WRITTEN REQUEST:
Find the line containing "Type out the text in this image.". Reproduce it and every line after it up to the end of the records, exactly as written.

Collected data
----------------

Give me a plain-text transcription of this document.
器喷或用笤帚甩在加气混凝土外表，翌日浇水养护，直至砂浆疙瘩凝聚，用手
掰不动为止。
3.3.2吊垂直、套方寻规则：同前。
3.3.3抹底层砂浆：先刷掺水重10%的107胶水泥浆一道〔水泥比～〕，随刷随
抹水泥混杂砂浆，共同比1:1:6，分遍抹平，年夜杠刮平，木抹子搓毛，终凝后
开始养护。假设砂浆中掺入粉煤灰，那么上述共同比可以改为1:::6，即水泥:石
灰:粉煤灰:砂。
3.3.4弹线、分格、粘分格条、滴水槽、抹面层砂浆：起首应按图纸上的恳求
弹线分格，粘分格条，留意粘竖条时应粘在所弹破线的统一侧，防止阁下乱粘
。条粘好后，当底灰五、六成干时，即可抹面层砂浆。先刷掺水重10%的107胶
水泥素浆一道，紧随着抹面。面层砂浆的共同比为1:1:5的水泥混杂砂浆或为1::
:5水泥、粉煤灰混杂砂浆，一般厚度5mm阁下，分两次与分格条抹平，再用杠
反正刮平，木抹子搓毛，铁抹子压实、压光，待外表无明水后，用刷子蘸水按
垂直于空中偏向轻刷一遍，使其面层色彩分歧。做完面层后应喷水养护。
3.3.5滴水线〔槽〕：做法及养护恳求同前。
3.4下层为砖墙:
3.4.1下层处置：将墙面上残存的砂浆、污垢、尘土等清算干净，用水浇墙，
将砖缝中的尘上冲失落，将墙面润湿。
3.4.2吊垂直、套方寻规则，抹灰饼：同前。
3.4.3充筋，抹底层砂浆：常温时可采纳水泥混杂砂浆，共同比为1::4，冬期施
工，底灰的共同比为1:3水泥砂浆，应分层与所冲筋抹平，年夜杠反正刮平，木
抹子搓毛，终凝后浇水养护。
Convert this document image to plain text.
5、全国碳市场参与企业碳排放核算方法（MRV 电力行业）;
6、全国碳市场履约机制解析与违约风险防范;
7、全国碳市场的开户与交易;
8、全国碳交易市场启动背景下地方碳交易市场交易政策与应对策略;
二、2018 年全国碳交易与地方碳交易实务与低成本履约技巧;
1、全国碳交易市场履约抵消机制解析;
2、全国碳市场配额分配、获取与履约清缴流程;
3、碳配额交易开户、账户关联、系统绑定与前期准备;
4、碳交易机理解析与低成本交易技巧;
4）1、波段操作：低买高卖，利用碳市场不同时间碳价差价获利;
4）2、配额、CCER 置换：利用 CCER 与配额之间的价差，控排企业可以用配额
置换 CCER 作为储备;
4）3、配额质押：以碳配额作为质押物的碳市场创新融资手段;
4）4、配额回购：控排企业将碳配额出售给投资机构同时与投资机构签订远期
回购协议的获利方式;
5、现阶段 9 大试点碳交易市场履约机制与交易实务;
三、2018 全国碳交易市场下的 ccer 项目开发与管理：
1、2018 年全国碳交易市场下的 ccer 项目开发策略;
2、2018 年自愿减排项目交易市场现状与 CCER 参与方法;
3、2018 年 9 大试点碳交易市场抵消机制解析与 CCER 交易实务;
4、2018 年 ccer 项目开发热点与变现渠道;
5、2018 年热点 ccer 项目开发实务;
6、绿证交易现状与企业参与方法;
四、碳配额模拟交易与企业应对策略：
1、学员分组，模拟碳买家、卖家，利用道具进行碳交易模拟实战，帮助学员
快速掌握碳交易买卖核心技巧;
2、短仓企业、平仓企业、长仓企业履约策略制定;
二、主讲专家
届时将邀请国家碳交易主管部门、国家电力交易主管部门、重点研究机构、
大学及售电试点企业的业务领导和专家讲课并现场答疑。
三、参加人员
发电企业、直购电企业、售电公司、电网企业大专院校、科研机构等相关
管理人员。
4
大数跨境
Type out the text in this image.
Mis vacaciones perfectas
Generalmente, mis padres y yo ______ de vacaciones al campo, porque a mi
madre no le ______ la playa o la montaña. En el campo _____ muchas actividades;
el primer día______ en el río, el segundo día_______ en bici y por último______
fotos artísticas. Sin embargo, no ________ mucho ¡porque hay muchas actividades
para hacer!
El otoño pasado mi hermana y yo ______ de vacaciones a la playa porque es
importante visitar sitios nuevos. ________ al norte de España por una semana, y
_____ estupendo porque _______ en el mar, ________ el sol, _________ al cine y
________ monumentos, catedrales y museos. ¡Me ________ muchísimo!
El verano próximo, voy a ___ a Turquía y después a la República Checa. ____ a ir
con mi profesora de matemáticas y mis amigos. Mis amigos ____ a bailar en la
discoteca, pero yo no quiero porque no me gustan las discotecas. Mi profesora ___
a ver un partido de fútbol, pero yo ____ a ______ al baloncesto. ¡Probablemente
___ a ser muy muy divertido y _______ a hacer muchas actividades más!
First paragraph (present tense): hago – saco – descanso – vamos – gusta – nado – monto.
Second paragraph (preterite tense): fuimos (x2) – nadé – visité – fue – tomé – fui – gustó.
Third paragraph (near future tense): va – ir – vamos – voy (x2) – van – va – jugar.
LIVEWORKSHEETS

----------------

SOLUTION TO THE EXERCISE:
Type out the text in this image.
Mis vacaciones perfectas
Generalmente, mis padres y yo ______ de vacaciones al campo, porque a mi
madre no le ______ la playa o la montaña. En el campo _____ muchas actividades;
el primer día______ en el río, el segundo día_______ en bici y por último______
fotos artísticas. Sin embargo, no ________ mucho ¡porque hay muchas actividades
para hacer!
El otoño pasado mi hermana y yo ______ de vacaciones a la playa porque es
importante visitar sitios nuevos. ________ al norte de España por una semana, y
_____ estupendo porque _______ en el mar, ________ el sol, _________ al cine y
________ monumentos, catedrales y museos. ¡Me ________ muchísimo!
El verano próximo, voy a ___ a Turquía y después a la República Checa. ____ a ir
con mi profesora de matemáticas y mis amigos. Mis amigos ____ a bailar en la
discoteca, pero yo no quiero porque no me gustan las discotecas. Mi profesora ___
a ver un partido de fútbol, pero yo ____ a ______ al baloncesto. ¡Probablemente
___ a ser muy muy divertido y _______ a hacer muchas actividades más!
First paragraph (present tense): hago – saco – descanso – vamos – gusta – nado – monto.
Second paragraph (preterite tense): fuimos (x2) – nadé – visité – fue – tomé – fui – gustó.
Third paragraph (near future tense): va – ir – vamos – voy (x2) – van – va – jugar.
LIVEWORKSHEETS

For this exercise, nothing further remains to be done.